(INSTRUCTIONS TO FOLLOW): Search the data below for the word "размещения" and copy each line that holds it.

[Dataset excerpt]
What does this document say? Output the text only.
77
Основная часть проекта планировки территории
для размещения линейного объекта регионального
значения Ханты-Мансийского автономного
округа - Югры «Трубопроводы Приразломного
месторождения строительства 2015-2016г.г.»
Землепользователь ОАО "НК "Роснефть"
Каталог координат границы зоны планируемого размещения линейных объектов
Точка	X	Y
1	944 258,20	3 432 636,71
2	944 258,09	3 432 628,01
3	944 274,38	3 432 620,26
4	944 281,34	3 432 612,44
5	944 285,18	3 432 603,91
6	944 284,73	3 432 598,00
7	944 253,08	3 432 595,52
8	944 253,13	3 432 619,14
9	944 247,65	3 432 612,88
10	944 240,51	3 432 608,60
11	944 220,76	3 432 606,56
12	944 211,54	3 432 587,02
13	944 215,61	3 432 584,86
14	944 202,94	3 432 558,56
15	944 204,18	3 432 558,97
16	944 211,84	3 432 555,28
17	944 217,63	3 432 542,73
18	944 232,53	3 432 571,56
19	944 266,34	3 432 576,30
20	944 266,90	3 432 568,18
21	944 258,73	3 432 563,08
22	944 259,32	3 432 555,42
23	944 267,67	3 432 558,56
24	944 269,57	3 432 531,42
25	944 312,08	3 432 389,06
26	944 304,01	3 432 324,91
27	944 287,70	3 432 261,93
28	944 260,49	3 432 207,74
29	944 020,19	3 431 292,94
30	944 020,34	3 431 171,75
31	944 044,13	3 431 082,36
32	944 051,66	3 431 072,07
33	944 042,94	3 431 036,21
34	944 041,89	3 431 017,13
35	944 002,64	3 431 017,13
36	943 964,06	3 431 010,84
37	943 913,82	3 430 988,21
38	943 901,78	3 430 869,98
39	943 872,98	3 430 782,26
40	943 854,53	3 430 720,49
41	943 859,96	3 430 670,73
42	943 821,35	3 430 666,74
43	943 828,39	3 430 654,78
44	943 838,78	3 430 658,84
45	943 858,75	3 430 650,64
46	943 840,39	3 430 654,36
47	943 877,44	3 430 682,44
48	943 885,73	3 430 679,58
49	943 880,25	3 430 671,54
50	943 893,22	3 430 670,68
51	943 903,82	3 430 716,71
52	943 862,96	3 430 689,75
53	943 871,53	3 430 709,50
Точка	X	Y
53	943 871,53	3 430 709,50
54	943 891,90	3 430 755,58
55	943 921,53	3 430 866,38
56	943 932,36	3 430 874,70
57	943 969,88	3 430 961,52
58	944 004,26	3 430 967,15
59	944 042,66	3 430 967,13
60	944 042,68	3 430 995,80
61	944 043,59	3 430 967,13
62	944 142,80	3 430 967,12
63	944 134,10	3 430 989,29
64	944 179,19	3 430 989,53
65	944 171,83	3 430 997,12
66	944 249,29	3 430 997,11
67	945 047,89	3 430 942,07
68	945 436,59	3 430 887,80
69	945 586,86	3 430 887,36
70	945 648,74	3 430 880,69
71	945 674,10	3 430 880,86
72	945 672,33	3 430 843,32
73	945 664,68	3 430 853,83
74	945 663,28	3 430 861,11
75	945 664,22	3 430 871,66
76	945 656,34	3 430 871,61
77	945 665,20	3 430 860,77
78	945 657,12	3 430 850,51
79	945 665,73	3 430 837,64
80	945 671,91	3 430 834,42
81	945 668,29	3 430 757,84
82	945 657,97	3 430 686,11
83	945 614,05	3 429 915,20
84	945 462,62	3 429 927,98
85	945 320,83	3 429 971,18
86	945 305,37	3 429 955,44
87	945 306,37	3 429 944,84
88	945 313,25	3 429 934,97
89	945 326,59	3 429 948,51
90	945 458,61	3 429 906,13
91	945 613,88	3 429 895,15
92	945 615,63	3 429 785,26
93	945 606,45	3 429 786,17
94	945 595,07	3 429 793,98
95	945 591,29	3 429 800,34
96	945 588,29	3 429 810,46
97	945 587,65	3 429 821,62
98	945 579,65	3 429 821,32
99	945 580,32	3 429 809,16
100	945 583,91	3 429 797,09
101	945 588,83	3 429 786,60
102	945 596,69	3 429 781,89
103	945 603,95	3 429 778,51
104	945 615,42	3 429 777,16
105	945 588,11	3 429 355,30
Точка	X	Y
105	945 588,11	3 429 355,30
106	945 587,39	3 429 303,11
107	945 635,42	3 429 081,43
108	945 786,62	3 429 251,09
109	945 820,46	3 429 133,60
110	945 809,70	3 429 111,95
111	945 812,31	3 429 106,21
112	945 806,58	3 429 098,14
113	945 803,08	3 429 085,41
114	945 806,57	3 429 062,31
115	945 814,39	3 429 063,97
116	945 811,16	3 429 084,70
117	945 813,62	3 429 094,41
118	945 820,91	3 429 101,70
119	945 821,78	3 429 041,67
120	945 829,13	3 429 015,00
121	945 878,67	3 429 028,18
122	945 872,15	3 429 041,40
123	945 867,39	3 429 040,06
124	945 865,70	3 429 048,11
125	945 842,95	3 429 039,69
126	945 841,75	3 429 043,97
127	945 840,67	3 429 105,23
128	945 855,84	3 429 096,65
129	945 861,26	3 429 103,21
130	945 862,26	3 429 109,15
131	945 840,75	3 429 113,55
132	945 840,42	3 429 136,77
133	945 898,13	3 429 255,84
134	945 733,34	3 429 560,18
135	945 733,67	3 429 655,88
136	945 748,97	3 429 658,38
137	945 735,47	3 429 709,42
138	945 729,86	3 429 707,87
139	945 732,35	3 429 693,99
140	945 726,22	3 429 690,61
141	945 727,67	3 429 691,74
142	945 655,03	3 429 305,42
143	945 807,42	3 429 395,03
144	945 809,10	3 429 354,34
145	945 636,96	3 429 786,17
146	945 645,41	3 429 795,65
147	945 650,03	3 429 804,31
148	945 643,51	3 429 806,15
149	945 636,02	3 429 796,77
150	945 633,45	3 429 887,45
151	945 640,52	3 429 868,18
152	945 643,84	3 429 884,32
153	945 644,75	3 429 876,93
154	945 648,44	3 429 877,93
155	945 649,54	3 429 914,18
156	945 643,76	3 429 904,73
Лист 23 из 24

(RESULT OF THE TASK):
для размещения линейного объекта регионального
Каталог координат границы зоны планируемого размещения линейных объектов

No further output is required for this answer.